Report every line below that holds the word "frac".

─── Stored rows

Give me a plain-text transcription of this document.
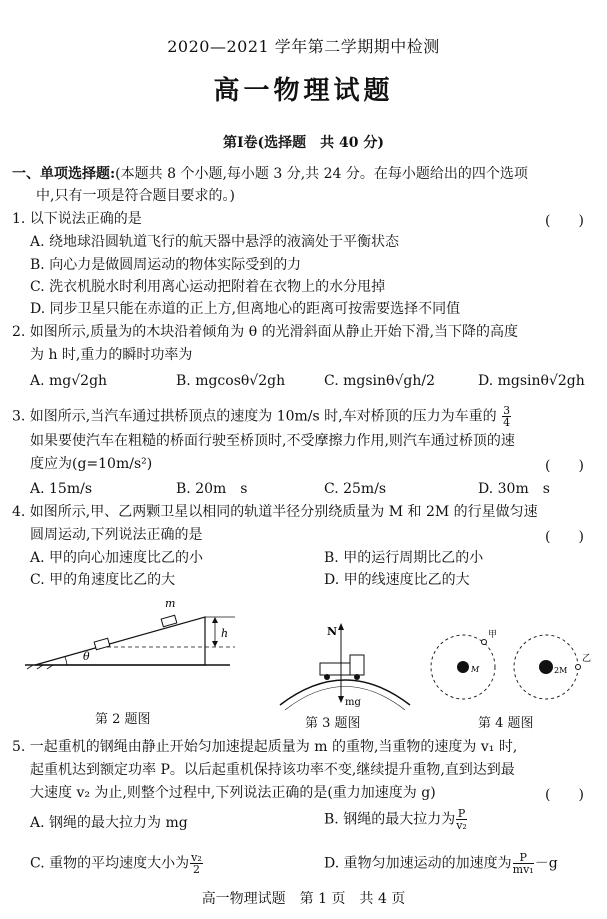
2020—2021 学年第二学期期中检测
高一物理试题
第Ⅰ卷(选择题　共 40 分)
一、单项选择题:(本题共 8 个小题,每小题 3 分,共 24 分。在每小题给出的四个选项
中,只有一项是符合题目要求的。)
1. 以下说法正确的是	(　　)
A. 绕地球沿圆轨道飞行的航天器中悬浮的液滴处于平衡状态
B. 向心力是做圆周运动的物体实际受到的力
C. 洗衣机脱水时利用离心运动把附着在衣物上的水分甩掉
D. 同步卫星只能在赤道的正上方,但离地心的距离可按需要选择不同值
2. 如图所示,质量为的木块沿着倾角为 θ 的光滑斜面从静止开始下滑,当下降的高度
为 h 时,重力的瞬时功率为
A. mg√2gh	B. mgcosθ√2gh	C. mgsinθ√gh/2	D. mgsinθ√2gh
3. 如图所示,当汽车通过拱桥顶点的速度为 10m/s 时,车对桥顶的压力为车重的 $\frac{3}{4}$
如果要使汽车在粗糙的桥面行驶至桥顶时,不受摩擦力作用,则汽车通过桥顶的速
度应为(g=10m/s²)	(　　)
A. 15m/s	B. 20m　s	C. 25m/s	D. 30m　s
4. 如图所示,甲、乙两颗卫星以相同的轨道半径分别绕质量为 M 和 2M 的行星做匀速
圆周运动,下列说法正确的是	(　　)
A. 甲的向心加速度比乙的小	B. 甲的运行周期比乙的小
C. 甲的角速度比乙的大	D. 甲的线速度比乙的大
m
h
θ
N
mg
甲
乙
M	2M
第 2 题图	第 3 题图	第 4 题图
5. 一起重机的钢绳由静止开始匀加速提起质量为 m 的重物,当重物的速度为 v₁ 时,
起重机达到额定功率 P。以后起重机保持该功率不变,继续提升重物,直到达到最
大速度 v₂ 为止,则整个过程中,下列说法正确的是(重力加速度为 g)	(　　)
A. 钢绳的最大拉力为 mg	B. 钢绳的最大拉力为 $\frac{P}{\text{v₂}}$
C. 重物的平均速度大小为 $\frac{\text{v₂}}{2}$	D. 重物匀加速运动的加速度为 $\frac{P}{\text{mv₁}} -g$
高一物理试题　第 1 页　共 4 页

──────

■ **Correct response**
3. 如图所示,当汽车通过拱桥顶点的速度为 10m/s 时,车对桥顶的压力为车重的 $\frac{3}{4}$
A. 钢绳的最大拉力为 mg	B. 钢绳的最大拉力为 $\frac{P}{\text{v₂}}$
C. 重物的平均速度大小为 $\frac{\text{v₂}}{2}$	D. 重物匀加速运动的加速度为 $\frac{P}{\text{mv₁}} -g$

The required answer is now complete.